:: Written task ::
Pick out the lines below with "Trucks" and list them.

┏━━

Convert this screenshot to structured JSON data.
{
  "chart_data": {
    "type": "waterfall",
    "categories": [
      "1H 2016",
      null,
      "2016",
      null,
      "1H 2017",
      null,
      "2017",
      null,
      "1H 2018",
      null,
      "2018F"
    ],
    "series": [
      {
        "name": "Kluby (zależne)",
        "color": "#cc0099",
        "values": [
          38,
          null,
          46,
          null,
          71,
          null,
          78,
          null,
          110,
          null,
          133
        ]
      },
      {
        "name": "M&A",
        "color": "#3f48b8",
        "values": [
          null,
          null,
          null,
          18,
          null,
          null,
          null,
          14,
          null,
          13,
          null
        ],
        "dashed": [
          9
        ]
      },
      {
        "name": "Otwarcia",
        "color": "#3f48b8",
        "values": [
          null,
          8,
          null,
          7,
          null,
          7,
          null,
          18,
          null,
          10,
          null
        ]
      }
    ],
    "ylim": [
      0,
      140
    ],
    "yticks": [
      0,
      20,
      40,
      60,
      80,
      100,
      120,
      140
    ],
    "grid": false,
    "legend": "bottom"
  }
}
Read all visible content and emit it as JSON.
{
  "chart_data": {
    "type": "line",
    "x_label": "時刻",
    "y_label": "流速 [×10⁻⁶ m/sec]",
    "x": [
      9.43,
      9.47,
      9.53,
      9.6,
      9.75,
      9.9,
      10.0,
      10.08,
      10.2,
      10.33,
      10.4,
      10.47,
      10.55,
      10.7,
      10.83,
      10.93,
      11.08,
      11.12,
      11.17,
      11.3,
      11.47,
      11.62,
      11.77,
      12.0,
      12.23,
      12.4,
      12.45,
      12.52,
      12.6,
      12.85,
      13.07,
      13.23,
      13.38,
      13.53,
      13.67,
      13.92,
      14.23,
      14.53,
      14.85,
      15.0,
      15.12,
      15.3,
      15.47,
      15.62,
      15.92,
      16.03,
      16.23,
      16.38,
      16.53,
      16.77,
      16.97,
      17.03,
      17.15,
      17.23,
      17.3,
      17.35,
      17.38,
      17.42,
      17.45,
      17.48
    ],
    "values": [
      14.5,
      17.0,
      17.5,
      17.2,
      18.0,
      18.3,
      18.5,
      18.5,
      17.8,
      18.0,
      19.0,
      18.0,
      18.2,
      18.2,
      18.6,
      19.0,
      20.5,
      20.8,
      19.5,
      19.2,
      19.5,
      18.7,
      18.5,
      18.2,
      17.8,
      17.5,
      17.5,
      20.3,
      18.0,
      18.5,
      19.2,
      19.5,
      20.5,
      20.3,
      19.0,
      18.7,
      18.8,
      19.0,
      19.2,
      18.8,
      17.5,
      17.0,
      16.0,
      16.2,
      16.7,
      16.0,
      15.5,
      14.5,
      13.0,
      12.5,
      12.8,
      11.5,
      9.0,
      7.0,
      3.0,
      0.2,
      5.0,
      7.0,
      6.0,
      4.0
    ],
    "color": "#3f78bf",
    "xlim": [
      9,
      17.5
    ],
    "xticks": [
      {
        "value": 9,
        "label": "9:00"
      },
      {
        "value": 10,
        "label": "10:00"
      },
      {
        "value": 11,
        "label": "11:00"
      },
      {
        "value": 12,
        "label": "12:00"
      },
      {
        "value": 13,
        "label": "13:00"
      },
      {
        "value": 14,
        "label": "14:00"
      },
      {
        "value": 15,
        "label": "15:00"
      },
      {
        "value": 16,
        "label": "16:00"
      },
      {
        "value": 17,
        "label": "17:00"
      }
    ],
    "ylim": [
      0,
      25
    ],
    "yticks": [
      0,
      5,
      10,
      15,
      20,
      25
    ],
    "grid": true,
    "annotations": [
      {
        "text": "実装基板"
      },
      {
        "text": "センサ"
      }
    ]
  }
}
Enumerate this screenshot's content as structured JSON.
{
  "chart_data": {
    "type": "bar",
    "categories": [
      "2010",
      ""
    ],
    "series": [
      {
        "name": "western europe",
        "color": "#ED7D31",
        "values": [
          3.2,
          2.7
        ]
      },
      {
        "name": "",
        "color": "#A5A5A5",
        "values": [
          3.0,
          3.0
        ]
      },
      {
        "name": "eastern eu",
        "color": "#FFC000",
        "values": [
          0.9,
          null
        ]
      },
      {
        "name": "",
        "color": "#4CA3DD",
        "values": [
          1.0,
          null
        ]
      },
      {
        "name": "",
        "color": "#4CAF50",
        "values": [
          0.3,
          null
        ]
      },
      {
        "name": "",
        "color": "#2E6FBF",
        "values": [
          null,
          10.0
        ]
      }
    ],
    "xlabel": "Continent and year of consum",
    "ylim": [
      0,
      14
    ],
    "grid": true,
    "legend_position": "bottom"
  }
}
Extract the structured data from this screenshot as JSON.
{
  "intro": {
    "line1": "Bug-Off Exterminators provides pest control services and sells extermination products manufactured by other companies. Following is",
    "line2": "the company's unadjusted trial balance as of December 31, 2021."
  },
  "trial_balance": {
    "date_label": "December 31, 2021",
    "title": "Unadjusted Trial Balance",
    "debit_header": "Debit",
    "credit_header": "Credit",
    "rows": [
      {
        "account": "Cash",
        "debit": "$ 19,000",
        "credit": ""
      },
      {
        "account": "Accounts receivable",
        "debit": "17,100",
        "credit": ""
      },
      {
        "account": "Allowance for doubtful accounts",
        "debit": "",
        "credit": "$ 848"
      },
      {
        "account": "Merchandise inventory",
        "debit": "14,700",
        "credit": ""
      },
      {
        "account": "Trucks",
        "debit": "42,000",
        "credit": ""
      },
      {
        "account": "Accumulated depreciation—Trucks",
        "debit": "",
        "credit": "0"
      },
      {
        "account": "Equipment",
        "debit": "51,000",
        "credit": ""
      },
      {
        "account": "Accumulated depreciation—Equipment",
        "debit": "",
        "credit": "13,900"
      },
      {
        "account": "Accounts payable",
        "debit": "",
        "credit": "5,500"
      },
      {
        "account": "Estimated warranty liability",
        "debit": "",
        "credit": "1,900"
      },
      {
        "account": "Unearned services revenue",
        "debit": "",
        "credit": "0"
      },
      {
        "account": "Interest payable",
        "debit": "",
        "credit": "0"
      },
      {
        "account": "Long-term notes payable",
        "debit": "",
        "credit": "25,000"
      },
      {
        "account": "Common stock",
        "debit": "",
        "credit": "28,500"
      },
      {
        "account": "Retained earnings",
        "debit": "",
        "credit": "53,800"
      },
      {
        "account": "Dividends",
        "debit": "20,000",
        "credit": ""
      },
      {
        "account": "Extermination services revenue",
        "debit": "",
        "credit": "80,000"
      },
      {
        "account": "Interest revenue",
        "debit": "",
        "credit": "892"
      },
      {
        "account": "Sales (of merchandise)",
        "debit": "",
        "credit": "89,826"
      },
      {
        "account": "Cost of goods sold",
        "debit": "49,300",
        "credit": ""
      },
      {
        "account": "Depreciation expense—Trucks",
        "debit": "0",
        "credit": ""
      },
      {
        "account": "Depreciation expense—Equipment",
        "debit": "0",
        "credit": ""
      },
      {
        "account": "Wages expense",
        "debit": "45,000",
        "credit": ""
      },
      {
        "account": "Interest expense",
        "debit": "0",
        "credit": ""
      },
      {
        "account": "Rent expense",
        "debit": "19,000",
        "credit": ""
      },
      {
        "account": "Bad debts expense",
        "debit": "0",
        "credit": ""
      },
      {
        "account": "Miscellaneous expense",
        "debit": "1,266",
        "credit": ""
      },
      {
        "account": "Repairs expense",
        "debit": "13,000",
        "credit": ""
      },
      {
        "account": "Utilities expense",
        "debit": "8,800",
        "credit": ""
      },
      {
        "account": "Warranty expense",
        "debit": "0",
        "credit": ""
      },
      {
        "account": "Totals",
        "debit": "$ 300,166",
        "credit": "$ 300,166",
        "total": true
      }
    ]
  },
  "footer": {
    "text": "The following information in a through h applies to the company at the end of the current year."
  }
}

┗━━

:: Task result ::
        "account": "Trucks",
        "account": "Accumulated depreciation—Trucks",
        "account": "Depreciation expense—Trucks",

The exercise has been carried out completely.